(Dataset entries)
# # # #

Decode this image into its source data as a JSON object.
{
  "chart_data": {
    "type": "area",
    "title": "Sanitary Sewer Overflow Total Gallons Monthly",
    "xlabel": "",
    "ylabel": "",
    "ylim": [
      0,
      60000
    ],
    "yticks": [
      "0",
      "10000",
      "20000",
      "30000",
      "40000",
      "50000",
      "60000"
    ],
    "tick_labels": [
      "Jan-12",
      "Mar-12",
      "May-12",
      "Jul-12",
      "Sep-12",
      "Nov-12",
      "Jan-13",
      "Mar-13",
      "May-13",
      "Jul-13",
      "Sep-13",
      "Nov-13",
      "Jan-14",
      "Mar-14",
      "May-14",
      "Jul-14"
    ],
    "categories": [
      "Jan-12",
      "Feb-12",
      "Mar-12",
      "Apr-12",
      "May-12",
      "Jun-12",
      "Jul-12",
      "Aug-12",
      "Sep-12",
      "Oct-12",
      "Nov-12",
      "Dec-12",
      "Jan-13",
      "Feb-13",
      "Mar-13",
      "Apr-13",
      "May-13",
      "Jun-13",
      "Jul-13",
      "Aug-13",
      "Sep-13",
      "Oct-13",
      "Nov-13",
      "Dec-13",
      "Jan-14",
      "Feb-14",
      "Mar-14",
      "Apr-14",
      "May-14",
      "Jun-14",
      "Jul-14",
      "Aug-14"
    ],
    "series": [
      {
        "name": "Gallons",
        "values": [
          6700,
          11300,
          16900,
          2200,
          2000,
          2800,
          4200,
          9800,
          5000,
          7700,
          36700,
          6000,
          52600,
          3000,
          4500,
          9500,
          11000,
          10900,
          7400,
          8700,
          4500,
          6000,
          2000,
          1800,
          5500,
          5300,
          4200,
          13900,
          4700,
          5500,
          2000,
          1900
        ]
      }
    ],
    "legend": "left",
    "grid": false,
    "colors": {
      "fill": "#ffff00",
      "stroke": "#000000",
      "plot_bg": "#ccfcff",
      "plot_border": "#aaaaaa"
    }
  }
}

# # # #

**Task to carry out:**
Provide the number of lines containing the string "Gallons", with no other output.

**Response to this exercise:**
2